Using the records provided below, locate and copy each line that contains the word "annual".

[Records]
** Begin **

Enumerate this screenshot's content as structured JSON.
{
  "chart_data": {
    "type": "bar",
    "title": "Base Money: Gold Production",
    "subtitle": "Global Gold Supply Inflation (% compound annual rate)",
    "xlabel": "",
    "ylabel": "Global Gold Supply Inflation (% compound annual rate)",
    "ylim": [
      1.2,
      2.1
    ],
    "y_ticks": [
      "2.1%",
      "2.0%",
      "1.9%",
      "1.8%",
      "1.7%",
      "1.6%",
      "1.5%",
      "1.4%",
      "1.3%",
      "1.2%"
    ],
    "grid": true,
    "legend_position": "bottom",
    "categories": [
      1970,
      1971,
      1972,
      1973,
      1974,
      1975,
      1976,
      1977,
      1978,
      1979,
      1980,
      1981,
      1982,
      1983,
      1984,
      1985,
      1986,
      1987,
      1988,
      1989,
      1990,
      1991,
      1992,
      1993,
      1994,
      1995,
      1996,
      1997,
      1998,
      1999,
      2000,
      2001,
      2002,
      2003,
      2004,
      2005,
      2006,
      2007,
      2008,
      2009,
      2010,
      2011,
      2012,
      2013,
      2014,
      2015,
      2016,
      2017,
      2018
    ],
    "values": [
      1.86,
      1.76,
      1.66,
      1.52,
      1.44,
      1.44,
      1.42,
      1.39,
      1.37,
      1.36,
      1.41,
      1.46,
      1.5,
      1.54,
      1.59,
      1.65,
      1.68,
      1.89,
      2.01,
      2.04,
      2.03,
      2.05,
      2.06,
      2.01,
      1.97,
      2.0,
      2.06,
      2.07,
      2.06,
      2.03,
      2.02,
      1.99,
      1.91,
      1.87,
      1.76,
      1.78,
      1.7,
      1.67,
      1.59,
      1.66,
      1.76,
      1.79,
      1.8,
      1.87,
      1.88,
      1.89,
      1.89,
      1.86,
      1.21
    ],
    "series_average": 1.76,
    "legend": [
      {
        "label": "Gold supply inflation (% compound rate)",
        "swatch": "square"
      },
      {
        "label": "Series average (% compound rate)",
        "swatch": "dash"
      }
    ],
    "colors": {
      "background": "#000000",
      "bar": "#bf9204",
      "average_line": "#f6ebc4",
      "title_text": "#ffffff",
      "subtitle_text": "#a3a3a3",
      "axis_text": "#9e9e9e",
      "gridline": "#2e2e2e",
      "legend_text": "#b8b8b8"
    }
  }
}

** End **

Final result >>
    "subtitle": "Global Gold Supply Inflation (% compound annual rate)",
    "ylabel": "Global Gold Supply Inflation (% compound annual rate)",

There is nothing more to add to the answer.